>> START LISTED RECORDS

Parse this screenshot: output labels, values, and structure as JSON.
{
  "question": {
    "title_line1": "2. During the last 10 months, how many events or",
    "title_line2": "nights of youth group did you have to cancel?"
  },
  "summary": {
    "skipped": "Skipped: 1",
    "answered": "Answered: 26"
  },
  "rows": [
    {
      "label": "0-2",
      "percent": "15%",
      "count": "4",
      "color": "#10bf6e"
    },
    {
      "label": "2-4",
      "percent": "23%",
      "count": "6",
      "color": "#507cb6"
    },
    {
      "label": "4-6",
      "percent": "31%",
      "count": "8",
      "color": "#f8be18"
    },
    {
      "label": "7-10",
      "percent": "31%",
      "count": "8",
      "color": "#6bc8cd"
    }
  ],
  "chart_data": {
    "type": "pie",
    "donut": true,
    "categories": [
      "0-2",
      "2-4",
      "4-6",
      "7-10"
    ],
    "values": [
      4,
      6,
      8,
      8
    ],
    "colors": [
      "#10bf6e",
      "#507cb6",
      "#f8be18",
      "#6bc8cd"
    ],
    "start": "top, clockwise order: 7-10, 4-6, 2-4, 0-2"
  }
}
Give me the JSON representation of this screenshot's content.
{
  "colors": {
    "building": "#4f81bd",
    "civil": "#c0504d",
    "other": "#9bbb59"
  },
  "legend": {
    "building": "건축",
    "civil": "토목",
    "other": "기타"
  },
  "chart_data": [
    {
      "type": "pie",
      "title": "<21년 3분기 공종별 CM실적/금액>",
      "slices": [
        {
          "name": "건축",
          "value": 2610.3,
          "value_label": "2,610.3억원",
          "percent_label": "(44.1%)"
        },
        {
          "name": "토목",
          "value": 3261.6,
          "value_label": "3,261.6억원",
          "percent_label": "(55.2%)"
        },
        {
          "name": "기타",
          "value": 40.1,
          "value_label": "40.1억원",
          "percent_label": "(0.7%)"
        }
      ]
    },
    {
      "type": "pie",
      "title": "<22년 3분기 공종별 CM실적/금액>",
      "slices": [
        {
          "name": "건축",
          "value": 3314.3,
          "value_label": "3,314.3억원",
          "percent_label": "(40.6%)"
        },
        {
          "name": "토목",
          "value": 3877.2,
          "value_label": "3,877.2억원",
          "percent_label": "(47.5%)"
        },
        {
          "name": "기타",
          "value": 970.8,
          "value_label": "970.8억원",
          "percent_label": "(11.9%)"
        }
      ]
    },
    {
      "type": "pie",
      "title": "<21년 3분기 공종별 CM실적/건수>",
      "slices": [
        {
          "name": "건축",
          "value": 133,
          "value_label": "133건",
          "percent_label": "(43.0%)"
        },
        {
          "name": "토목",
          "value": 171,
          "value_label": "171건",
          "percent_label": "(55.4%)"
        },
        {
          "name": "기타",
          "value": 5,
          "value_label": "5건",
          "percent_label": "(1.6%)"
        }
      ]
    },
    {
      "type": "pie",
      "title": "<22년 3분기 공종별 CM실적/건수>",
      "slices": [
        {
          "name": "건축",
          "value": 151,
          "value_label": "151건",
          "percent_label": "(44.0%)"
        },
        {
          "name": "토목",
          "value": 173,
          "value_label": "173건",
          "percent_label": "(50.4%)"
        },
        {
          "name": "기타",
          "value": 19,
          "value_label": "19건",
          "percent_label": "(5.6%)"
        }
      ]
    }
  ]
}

>> END LISTED RECORDS

▶ [EXERCISE DIRECTIONS]:
Only a number is wanted: how many lines of the material include the word "this".

▶ [EXERCISE RESULT]:
2